> _INSTRUCTIONS FOR THE TASK_:
Collect all lines from the records below that include the word "Spam".

— Begin DATA ENTRIES —

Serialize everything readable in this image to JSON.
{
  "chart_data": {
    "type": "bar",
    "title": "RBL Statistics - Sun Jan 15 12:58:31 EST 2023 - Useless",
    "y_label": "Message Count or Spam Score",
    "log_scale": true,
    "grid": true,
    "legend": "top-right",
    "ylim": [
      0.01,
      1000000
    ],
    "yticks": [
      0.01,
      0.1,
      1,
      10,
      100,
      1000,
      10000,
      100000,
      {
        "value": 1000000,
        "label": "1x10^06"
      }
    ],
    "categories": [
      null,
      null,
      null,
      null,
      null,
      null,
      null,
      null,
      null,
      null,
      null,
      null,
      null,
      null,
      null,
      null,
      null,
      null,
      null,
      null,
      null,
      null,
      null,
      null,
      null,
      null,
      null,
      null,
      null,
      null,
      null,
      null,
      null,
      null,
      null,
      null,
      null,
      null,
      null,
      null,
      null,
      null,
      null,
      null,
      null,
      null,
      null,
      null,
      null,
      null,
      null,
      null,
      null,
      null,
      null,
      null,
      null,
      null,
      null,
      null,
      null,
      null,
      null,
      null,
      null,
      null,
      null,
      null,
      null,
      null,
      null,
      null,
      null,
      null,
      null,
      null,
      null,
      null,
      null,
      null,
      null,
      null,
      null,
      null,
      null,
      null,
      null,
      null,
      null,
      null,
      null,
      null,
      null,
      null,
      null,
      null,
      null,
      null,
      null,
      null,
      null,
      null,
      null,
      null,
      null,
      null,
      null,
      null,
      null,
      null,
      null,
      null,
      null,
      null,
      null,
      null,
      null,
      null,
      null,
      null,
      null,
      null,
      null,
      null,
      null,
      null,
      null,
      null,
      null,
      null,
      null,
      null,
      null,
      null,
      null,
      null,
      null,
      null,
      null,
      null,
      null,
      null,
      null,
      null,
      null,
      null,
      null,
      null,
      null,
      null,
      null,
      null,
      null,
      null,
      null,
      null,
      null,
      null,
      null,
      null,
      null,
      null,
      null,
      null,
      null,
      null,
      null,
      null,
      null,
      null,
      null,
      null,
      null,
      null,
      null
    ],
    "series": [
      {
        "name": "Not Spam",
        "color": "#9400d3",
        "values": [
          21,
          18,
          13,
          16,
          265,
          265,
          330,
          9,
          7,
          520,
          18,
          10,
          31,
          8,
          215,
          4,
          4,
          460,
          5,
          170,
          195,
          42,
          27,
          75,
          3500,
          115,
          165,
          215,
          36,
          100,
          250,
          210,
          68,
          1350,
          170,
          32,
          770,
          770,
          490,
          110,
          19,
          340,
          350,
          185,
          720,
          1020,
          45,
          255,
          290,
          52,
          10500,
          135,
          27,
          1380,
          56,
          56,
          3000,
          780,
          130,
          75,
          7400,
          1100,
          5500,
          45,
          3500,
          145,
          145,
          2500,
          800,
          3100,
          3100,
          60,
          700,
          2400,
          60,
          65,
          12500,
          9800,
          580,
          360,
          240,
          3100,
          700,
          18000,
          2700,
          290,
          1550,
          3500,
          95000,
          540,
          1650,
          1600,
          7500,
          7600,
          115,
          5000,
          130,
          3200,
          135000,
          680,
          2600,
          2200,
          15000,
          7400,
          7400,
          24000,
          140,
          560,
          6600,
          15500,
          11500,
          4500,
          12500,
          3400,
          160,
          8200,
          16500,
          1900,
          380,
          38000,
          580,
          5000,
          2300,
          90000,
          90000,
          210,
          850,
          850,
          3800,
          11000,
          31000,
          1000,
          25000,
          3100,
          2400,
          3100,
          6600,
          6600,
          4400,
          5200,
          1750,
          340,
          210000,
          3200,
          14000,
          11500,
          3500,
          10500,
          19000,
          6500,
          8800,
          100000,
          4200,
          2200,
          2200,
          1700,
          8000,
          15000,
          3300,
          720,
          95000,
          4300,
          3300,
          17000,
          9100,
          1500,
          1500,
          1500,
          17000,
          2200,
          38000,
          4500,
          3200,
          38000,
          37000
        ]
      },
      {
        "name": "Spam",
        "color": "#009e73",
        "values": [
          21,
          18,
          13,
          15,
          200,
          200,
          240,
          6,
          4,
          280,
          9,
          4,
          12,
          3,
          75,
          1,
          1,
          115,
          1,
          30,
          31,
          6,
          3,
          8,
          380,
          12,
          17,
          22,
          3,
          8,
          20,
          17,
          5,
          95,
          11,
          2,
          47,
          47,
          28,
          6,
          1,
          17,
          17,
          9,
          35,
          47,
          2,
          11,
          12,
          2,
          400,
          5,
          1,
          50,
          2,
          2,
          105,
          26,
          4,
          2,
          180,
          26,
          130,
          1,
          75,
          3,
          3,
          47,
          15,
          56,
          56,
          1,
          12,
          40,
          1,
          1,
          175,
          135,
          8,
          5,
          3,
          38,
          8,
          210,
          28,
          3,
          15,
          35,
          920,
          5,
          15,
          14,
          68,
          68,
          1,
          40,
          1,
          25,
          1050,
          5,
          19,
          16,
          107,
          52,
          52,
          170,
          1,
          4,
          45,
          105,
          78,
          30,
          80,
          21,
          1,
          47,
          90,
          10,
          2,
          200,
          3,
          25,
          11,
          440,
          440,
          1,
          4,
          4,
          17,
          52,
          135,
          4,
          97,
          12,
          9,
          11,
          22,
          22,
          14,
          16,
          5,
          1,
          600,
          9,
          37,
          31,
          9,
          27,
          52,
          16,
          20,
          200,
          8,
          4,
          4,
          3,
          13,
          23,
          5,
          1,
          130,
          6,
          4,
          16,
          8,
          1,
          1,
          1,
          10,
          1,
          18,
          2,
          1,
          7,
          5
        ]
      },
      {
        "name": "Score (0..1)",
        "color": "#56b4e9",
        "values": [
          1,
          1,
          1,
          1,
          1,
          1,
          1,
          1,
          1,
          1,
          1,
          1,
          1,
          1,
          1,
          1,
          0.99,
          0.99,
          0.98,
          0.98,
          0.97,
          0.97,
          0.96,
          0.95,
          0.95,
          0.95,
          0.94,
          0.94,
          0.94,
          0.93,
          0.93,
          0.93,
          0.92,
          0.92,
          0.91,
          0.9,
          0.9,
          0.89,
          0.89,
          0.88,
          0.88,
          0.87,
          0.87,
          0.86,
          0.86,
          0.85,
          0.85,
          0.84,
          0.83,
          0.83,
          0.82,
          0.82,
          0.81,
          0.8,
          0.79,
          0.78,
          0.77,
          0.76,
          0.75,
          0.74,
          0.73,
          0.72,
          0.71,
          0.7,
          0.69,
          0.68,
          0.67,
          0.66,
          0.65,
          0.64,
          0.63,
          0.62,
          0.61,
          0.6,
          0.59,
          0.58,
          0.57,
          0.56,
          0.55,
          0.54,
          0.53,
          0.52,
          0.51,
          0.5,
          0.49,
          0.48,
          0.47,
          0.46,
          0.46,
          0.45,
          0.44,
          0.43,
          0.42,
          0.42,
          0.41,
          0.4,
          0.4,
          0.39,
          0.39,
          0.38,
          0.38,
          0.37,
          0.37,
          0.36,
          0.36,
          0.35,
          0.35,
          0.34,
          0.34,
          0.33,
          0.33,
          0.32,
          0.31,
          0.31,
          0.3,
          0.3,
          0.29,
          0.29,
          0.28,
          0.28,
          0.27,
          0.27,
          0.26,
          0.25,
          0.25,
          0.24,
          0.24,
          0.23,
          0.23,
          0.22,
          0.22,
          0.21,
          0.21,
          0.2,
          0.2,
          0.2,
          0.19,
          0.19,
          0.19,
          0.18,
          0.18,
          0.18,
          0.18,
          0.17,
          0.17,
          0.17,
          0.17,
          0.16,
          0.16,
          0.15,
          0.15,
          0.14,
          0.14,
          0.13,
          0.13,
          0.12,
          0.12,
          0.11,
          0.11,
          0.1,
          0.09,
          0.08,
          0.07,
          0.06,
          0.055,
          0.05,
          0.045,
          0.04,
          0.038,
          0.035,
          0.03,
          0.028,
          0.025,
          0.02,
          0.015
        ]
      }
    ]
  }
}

— End DATA ENTRIES —

> _OUTPUT OF THE EXERCISE_:
    "y_label": "Message Count or Spam Score",
        "name": "Not Spam",
        "name": "Spam",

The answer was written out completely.